• [Entries from a dataset]
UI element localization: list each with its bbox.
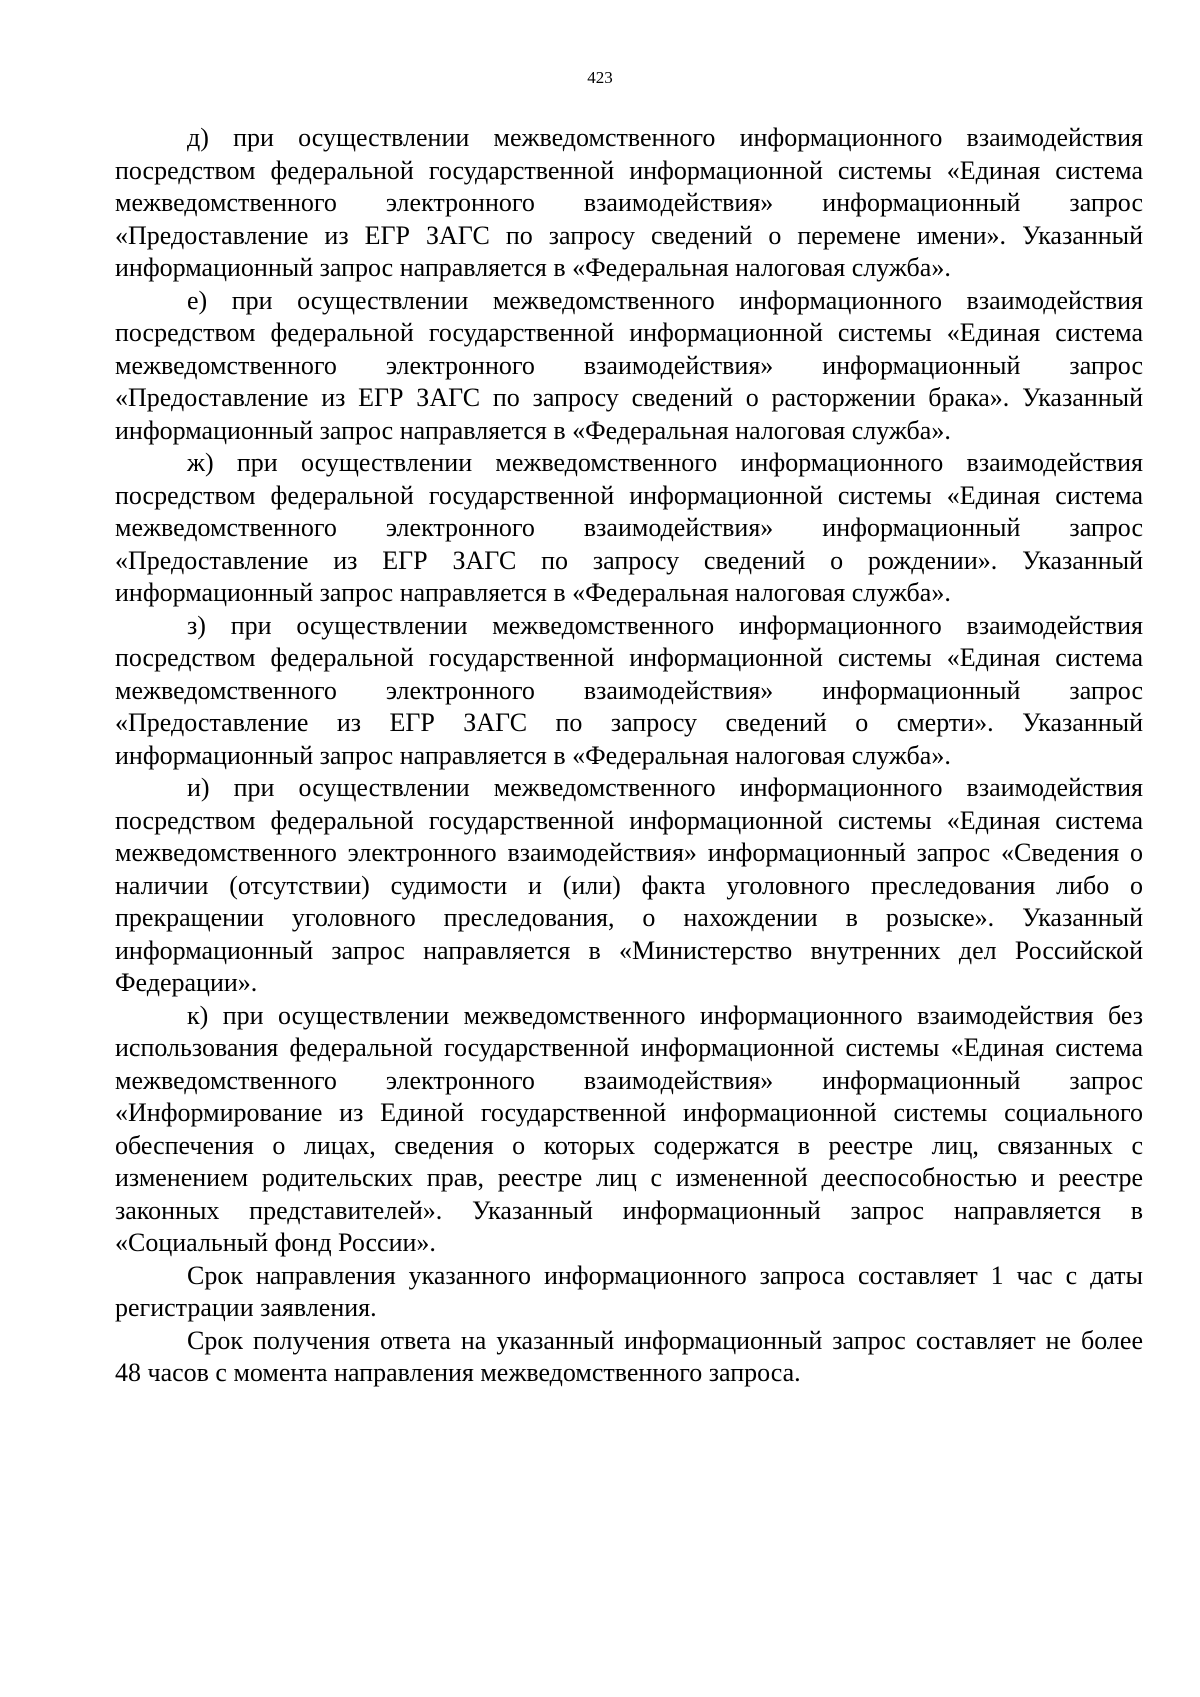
paragraph-i: и) при осуществлении межведомственного информационного взаимодействия посредством федеральной государственной информационной системы «Единая система межведомственного электронного взаимодействия» информационный запрос «Сведения о наличии (отсутствии) судимости и (или) факта уголовного преследования либо о прекращении уголовного преследования, о нахождении в розыске». Указанный информационный запрос направляется в «Министерство внутренних дел Российской Федерации». [115, 773, 1143, 997]
paragraph-k: к) при осуществлении межведомственного информационного взаимодействия без использования федеральной государственной информационной системы «Единая система межведомственного электронного взаимодействия» информационный запрос «Информирование из Единой государственной информационной системы социального обеспечения о лицах, сведения о которых содержатся в реестре лиц, связанных с изменением родительских прав, реестре лиц с измененной дееспособностью и реестре законных представителей». Указанный информационный запрос направляется в «Социальный фонд России». [115, 1000, 1143, 1257]
paragraph-request-deadline: Срок направления указанного информационного запроса составляет 1 час с даты регистрации заявления. [115, 1260, 1143, 1322]
paragraph-zh: ж) при осуществлении межведомственного информационного взаимодействия посредством федеральной государственной информационной системы «Единая система межведомственного электронного взаимодействия» информационный запрос «Предоставление из ЕГР ЗАГС по запросу сведений о рождении». Указанный информационный запрос направляется в «Федеральная налоговая служба». [115, 448, 1143, 607]
document-body [115, 122, 1143, 1390]
paragraph-response-deadline: Срок получения ответа на указанный информационный запрос составляет не более 48 часов с момента направления межведомственного запроса. [115, 1325, 1143, 1387]
paragraph-z: з) при осуществлении межведомственного информационного взаимодействия посредством федеральной государственной информационной системы «Единая система межведомственного электронного взаимодействия» информационный запрос «Предоставление из ЕГР ЗАГС по запросу сведений о смерти». Указанный информационный запрос направляется в «Федеральная налоговая служба». [115, 610, 1143, 770]
page-number: 423 [587, 68, 613, 87]
paragraph-d: д) при осуществлении межведомственного информационного взаимодействия посредством федеральной государственной информационной системы «Единая система межведомственного электронного взаимодействия» информационный запрос «Предоставление из ЕГР ЗАГС по запросу сведений о перемене имени». Указанный информационный запрос направляется в «Федеральная налоговая служба». [115, 123, 1143, 282]
paragraph-e: е) при осуществлении межведомственного информационного взаимодействия посредством федеральной государственной информационной системы «Единая система межведомственного электронного взаимодействия» информационный запрос «Предоставление из ЕГР ЗАГС по запросу сведений о расторжении брака». Указанный информационный запрос направляется в «Федеральная налоговая служба». [115, 285, 1143, 445]
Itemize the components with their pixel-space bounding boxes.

• [What you have to do] Select each line of the material above that contains the word "составляет". Copy those lines.

• [Exercise response]
paragraph-request-deadline: Срок направления указанного информационного запроса составляет 1 час с даты регистрации заявления. [115, 1260, 1143, 1322]
paragraph-response-deadline: Срок получения ответа на указанный информационный запрос составляет не более 48 часов с момента направления межведомственного запроса. [115, 1325, 1143, 1387]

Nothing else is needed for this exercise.